### Requirement
Check each line of the data below for the word "items", then extract the ones that have it.

(Excerpt from a dataset)
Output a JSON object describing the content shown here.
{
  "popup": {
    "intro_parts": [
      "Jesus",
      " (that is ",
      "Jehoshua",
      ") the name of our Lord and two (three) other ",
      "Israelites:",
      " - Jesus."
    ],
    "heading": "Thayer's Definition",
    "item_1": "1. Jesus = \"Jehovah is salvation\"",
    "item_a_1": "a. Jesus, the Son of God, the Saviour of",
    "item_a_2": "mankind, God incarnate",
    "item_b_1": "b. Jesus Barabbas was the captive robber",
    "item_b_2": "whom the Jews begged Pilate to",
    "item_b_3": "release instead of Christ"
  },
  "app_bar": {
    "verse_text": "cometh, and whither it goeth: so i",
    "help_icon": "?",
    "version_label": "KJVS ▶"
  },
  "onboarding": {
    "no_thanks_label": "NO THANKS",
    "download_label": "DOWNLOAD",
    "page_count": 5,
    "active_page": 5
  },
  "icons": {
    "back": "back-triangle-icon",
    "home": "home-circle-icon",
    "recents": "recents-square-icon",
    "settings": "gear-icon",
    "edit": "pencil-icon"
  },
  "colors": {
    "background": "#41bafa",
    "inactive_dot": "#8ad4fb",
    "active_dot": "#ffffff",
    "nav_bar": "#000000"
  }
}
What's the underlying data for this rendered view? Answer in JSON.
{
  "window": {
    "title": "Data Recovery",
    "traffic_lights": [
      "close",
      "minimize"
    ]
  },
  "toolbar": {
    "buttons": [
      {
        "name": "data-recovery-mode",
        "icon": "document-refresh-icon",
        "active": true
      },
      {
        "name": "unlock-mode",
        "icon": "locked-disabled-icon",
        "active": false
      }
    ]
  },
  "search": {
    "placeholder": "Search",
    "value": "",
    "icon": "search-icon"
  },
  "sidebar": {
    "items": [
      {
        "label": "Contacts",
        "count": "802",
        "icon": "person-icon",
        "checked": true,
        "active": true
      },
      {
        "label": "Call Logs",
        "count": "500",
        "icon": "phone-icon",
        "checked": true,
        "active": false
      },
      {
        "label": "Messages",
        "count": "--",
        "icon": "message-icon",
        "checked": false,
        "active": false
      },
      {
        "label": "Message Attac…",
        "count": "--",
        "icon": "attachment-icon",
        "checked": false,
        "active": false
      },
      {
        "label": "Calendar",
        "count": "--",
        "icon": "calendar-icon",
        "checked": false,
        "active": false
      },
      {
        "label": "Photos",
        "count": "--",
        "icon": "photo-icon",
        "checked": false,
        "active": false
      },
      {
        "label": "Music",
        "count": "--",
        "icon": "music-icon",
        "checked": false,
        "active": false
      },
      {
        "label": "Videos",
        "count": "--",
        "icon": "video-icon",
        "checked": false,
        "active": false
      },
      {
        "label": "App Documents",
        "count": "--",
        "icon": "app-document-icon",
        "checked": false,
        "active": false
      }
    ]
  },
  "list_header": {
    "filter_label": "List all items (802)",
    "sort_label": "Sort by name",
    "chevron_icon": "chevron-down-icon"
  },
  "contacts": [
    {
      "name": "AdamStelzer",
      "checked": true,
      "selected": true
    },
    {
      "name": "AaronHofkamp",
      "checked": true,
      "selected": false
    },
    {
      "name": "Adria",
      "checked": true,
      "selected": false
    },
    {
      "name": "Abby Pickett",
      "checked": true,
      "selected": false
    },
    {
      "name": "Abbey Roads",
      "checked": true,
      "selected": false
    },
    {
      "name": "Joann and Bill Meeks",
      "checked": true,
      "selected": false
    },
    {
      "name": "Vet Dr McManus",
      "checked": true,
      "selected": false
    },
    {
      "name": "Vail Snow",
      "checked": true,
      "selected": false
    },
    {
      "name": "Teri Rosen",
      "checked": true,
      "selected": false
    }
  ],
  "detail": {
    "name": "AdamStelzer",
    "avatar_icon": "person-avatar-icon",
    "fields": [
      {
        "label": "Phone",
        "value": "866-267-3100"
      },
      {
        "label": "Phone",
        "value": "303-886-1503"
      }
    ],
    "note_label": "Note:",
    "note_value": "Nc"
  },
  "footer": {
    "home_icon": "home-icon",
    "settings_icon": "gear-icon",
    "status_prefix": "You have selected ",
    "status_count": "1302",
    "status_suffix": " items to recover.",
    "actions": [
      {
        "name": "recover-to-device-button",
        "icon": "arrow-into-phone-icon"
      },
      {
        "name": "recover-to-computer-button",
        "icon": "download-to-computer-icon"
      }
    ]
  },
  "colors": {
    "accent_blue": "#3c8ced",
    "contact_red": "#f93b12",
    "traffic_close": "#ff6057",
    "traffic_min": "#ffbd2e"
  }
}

### Exercise output
    "items": [
    "filter_label": "List all items (802)",
    "status_suffix": " items to recover.",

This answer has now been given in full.